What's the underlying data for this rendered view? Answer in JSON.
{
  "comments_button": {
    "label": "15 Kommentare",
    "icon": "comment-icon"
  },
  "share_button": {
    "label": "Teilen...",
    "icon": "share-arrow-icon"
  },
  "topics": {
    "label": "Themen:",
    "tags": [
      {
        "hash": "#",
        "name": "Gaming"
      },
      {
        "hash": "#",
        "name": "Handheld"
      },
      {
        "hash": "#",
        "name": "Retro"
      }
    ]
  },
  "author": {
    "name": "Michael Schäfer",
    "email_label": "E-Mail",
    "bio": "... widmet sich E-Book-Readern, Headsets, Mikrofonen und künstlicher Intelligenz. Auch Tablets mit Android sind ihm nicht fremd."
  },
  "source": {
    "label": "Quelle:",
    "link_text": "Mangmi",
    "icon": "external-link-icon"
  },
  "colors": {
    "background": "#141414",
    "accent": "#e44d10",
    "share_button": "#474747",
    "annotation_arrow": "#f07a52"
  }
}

· · · · ·

● **Stated problem**: Restate every entry word for word.

● **Written answer**:
What's the underlying data for this rendered view? Answer in JSON.
{
  "comments_button": {
    "label": "15 Kommentare",
    "icon": "comment-icon"
  },
  "share_button": {
    "label": "Teilen...",
    "icon": "share-arrow-icon"
  },
  "topics": {
    "label": "Themen:",
    "tags": [
      {
        "hash": "#",
        "name": "Gaming"
      },
      {
        "hash": "#",
        "name": "Handheld"
      },
      {
        "hash": "#",
        "name": "Retro"
      }
    ]
  },
  "author": {
    "name": "Michael Schäfer",
    "email_label": "E-Mail",
    "bio": "... widmet sich E-Book-Readern, Headsets, Mikrofonen und künstlicher Intelligenz. Auch Tablets mit Android sind ihm nicht fremd."
  },
  "source": {
    "label": "Quelle:",
    "link_text": "Mangmi",
    "icon": "external-link-icon"
  },
  "colors": {
    "background": "#141414",
    "accent": "#e44d10",
    "share_button": "#474747",
    "annotation_arrow": "#f07a52"
  }
}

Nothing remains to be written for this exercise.